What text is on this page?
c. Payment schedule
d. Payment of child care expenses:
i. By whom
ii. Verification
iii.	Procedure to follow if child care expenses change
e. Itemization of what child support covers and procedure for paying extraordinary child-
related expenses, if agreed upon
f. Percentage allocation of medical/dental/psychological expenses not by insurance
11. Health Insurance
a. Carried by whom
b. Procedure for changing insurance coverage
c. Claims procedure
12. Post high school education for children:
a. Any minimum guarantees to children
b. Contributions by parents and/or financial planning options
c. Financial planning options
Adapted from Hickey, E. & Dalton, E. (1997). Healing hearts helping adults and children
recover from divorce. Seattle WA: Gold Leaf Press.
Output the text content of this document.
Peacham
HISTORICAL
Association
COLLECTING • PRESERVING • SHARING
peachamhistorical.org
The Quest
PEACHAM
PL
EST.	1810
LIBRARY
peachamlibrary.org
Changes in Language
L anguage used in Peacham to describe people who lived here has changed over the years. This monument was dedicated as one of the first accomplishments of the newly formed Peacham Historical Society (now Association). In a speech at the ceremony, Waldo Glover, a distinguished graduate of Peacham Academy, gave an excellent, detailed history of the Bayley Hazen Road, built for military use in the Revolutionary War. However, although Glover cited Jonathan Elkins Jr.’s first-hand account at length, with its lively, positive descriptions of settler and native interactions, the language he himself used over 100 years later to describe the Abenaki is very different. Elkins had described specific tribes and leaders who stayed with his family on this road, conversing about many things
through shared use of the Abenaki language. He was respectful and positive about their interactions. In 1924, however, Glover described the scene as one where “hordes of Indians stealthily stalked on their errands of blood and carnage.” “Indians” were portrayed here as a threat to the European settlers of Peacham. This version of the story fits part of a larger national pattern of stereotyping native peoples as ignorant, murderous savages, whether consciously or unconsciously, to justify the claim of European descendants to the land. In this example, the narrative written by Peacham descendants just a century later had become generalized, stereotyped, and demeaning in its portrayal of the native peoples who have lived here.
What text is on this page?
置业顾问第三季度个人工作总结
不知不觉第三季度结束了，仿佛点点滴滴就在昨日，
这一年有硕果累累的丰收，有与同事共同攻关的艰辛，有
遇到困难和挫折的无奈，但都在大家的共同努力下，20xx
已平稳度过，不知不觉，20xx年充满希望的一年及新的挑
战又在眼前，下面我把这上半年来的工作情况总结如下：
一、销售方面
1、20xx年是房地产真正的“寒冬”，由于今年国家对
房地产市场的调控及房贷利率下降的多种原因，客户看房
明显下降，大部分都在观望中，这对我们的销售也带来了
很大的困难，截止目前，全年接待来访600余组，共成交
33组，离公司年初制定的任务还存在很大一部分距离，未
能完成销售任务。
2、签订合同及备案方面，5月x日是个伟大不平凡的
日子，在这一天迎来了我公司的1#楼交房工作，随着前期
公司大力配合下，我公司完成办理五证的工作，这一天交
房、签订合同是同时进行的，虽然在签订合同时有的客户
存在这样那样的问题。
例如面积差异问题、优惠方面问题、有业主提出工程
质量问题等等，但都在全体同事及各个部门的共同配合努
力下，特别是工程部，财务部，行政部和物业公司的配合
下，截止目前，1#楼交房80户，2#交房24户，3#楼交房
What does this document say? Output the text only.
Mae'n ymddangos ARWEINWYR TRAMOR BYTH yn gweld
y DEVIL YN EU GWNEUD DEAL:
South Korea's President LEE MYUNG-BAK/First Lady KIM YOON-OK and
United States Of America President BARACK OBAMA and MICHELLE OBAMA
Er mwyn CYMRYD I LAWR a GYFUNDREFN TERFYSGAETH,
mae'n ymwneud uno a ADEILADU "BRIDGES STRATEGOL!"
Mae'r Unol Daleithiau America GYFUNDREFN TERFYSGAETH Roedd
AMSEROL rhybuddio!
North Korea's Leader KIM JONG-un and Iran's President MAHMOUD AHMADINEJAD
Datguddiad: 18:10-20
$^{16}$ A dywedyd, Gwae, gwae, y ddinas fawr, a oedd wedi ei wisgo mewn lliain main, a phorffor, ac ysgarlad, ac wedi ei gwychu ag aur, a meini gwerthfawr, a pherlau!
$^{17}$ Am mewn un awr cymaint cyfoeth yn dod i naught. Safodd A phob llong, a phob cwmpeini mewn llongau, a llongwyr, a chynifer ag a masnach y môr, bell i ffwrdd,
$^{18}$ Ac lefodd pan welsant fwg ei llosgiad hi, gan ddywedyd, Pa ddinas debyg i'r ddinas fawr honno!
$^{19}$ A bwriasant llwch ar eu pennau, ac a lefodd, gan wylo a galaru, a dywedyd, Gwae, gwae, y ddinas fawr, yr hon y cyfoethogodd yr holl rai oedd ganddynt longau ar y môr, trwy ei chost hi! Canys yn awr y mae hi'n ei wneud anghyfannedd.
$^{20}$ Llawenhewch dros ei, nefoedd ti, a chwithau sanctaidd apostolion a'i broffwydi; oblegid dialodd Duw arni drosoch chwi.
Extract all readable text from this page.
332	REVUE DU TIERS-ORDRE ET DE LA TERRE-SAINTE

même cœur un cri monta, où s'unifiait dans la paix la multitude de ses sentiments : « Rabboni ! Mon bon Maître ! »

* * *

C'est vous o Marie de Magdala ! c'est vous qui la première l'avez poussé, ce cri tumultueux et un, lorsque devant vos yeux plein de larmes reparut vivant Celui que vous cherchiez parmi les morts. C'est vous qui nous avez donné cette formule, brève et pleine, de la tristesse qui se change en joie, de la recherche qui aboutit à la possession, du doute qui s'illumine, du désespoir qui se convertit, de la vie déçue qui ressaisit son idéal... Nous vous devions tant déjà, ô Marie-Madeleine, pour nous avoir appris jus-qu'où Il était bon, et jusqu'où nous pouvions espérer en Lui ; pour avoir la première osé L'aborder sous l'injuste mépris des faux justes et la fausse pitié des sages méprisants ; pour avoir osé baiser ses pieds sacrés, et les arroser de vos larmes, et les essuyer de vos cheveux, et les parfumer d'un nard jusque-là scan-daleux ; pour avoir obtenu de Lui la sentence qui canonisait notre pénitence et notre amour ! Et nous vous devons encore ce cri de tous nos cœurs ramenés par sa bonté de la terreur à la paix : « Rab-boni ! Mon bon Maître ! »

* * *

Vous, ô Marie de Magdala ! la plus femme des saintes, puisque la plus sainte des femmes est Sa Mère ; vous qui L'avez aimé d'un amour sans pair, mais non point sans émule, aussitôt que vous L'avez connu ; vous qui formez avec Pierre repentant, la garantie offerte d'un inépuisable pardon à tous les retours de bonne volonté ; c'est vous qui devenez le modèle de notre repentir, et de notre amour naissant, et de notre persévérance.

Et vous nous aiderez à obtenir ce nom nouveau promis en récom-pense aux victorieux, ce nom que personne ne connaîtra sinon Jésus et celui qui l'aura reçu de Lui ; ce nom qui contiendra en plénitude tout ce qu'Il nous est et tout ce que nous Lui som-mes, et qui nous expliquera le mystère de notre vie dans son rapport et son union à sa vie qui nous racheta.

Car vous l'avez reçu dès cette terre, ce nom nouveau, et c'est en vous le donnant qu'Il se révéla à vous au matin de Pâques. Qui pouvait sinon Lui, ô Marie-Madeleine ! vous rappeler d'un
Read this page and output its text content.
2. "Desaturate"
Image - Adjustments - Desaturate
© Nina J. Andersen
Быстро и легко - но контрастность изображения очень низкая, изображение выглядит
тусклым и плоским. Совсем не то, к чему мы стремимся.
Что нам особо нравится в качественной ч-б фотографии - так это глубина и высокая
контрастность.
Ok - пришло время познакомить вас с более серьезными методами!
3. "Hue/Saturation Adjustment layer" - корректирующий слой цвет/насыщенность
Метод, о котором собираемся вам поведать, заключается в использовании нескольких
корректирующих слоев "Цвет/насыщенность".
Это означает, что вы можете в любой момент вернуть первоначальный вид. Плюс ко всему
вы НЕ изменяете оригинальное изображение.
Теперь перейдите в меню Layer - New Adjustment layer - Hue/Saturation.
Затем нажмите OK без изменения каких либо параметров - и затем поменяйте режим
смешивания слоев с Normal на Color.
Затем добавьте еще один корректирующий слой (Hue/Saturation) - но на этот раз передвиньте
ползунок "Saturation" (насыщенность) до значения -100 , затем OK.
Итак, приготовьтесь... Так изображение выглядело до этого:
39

---+---

__Set exercise__:
Transcribe only the trailing portion of the entries above: the line that contains "Read this page and output its text content." and each line after it.

__Answer below__:
Read this page and output its text content.
2. "Desaturate"
Image - Adjustments - Desaturate
© Nina J. Andersen
Быстро и легко - но контрастность изображения очень низкая, изображение выглядит
тусклым и плоским. Совсем не то, к чему мы стремимся.
Что нам особо нравится в качественной ч-б фотографии - так это глубина и высокая
контрастность.
Ok - пришло время познакомить вас с более серьезными методами!
3. "Hue/Saturation Adjustment layer" - корректирующий слой цвет/насыщенность
Метод, о котором собираемся вам поведать, заключается в использовании нескольких
корректирующих слоев "Цвет/насыщенность".
Это означает, что вы можете в любой момент вернуть первоначальный вид. Плюс ко всему
вы НЕ изменяете оригинальное изображение.
Теперь перейдите в меню Layer - New Adjustment layer - Hue/Saturation.
Затем нажмите OK без изменения каких либо параметров - и затем поменяйте режим
смешивания слоев с Normal на Color.
Затем добавьте еще один корректирующий слой (Hue/Saturation) - но на этот раз передвиньте
ползунок "Saturation" (насыщенность) до значения -100 , затем OK.
Итак, приготовьтесь... Так изображение выглядело до этого:
39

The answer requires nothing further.